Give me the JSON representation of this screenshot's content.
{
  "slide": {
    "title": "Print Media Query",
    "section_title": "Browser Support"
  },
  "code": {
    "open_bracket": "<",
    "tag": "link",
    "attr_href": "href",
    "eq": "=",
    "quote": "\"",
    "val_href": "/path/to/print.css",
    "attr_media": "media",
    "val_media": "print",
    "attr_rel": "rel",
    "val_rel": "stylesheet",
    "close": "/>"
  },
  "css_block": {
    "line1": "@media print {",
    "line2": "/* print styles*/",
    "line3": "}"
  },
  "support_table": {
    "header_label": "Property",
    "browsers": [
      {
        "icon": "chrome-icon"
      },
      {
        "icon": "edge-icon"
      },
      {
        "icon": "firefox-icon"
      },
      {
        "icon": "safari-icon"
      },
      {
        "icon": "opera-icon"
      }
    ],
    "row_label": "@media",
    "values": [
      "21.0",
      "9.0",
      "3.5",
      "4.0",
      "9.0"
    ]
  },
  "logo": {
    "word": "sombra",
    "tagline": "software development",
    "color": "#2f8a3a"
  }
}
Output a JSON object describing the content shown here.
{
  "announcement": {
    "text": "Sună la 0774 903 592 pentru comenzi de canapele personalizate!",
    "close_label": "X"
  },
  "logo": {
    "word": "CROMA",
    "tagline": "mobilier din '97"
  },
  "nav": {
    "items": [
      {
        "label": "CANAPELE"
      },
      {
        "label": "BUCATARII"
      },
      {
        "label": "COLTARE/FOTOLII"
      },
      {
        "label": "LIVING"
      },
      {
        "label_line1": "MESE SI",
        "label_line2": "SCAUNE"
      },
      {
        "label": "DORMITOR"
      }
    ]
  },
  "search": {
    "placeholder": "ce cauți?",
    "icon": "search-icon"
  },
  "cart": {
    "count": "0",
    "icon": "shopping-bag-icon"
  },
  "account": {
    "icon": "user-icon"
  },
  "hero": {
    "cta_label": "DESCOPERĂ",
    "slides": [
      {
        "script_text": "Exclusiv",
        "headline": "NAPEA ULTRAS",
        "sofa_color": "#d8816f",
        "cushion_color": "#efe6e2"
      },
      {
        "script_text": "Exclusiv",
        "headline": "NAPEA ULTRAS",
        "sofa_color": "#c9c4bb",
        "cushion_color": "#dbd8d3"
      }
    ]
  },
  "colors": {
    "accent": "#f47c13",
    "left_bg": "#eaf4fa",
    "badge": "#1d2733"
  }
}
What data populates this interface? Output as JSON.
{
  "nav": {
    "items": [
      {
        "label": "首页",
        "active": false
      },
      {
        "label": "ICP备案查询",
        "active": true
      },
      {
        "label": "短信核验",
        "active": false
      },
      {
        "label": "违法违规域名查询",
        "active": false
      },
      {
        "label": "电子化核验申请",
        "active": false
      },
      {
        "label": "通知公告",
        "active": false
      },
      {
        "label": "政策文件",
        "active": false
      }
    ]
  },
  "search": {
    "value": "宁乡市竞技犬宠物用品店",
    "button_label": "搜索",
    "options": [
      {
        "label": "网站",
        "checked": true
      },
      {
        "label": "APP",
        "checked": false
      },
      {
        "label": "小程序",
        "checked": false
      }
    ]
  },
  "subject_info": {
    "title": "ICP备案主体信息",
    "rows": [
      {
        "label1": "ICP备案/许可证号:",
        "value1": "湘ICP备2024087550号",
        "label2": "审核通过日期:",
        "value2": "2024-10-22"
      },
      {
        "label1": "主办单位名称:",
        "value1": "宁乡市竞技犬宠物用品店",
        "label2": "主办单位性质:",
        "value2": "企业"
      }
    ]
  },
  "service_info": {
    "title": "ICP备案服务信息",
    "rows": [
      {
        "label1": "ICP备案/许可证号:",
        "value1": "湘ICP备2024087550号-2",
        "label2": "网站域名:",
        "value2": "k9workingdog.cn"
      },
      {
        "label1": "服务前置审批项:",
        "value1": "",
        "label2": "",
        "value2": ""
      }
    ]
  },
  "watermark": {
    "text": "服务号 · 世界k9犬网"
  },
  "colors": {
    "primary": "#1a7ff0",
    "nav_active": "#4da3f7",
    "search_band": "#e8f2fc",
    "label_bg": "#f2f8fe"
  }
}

——————————

## TO BE DONE
Set down all of the data above, word for word.

## CORRECT RESULT
Give me the JSON representation of this screenshot's content.
{
  "slide": {
    "title": "Print Media Query",
    "section_title": "Browser Support"
  },
  "code": {
    "open_bracket": "<",
    "tag": "link",
    "attr_href": "href",
    "eq": "=",
    "quote": "\"",
    "val_href": "/path/to/print.css",
    "attr_media": "media",
    "val_media": "print",
    "attr_rel": "rel",
    "val_rel": "stylesheet",
    "close": "/>"
  },
  "css_block": {
    "line1": "@media print {",
    "line2": "/* print styles*/",
    "line3": "}"
  },
  "support_table": {
    "header_label": "Property",
    "browsers": [
      {
        "icon": "chrome-icon"
      },
      {
        "icon": "edge-icon"
      },
      {
        "icon": "firefox-icon"
      },
      {
        "icon": "safari-icon"
      },
      {
        "icon": "opera-icon"
      }
    ],
    "row_label": "@media",
    "values": [
      "21.0",
      "9.0",
      "3.5",
      "4.0",
      "9.0"
    ]
  },
  "logo": {
    "word": "sombra",
    "tagline": "software development",
    "color": "#2f8a3a"
  }
}
Output a JSON object describing the content shown here.
{
  "announcement": {
    "text": "Sună la 0774 903 592 pentru comenzi de canapele personalizate!",
    "close_label": "X"
  },
  "logo": {
    "word": "CROMA",
    "tagline": "mobilier din '97"
  },
  "nav": {
    "items": [
      {
        "label": "CANAPELE"
      },
      {
        "label": "BUCATARII"
      },
      {
        "label": "COLTARE/FOTOLII"
      },
      {
        "label": "LIVING"
      },
      {
        "label_line1": "MESE SI",
        "label_line2": "SCAUNE"
      },
      {
        "label": "DORMITOR"
      }
    ]
  },
  "search": {
    "placeholder": "ce cauți?",
    "icon": "search-icon"
  },
  "cart": {
    "count": "0",
    "icon": "shopping-bag-icon"
  },
  "account": {
    "icon": "user-icon"
  },
  "hero": {
    "cta_label": "DESCOPERĂ",
    "slides": [
      {
        "script_text": "Exclusiv",
        "headline": "NAPEA ULTRAS",
        "sofa_color": "#d8816f",
        "cushion_color": "#efe6e2"
      },
      {
        "script_text": "Exclusiv",
        "headline": "NAPEA ULTRAS",
        "sofa_color": "#c9c4bb",
        "cushion_color": "#dbd8d3"
      }
    ]
  },
  "colors": {
    "accent": "#f47c13",
    "left_bg": "#eaf4fa",
    "badge": "#1d2733"
  }
}
What data populates this interface? Output as JSON.
{
  "nav": {
    "items": [
      {
        "label": "首页",
        "active": false
      },
      {
        "label": "ICP备案查询",
        "active": true
      },
      {
        "label": "短信核验",
        "active": false
      },
      {
        "label": "违法违规域名查询",
        "active": false
      },
      {
        "label": "电子化核验申请",
        "active": false
      },
      {
        "label": "通知公告",
        "active": false
      },
      {
        "label": "政策文件",
        "active": false
      }
    ]
  },
  "search": {
    "value": "宁乡市竞技犬宠物用品店",
    "button_label": "搜索",
    "options": [
      {
        "label": "网站",
        "checked": true
      },
      {
        "label": "APP",
        "checked": false
      },
      {
        "label": "小程序",
        "checked": false
      }
    ]
  },
  "subject_info": {
    "title": "ICP备案主体信息",
    "rows": [
      {
        "label1": "ICP备案/许可证号:",
        "value1": "湘ICP备2024087550号",
        "label2": "审核通过日期:",
        "value2": "2024-10-22"
      },
      {
        "label1": "主办单位名称:",
        "value1": "宁乡市竞技犬宠物用品店",
        "label2": "主办单位性质:",
        "value2": "企业"
      }
    ]
  },
  "service_info": {
    "title": "ICP备案服务信息",
    "rows": [
      {
        "label1": "ICP备案/许可证号:",
        "value1": "湘ICP备2024087550号-2",
        "label2": "网站域名:",
        "value2": "k9workingdog.cn"
      },
      {
        "label1": "服务前置审批项:",
        "value1": "",
        "label2": "",
        "value2": ""
      }
    ]
  },
  "watermark": {
    "text": "服务号 · 世界k9犬网"
  },
  "colors": {
    "primary": "#1a7ff0",
    "nav_active": "#4da3f7",
    "search_band": "#e8f2fc",
    "label_bg": "#f2f8fe"
  }
}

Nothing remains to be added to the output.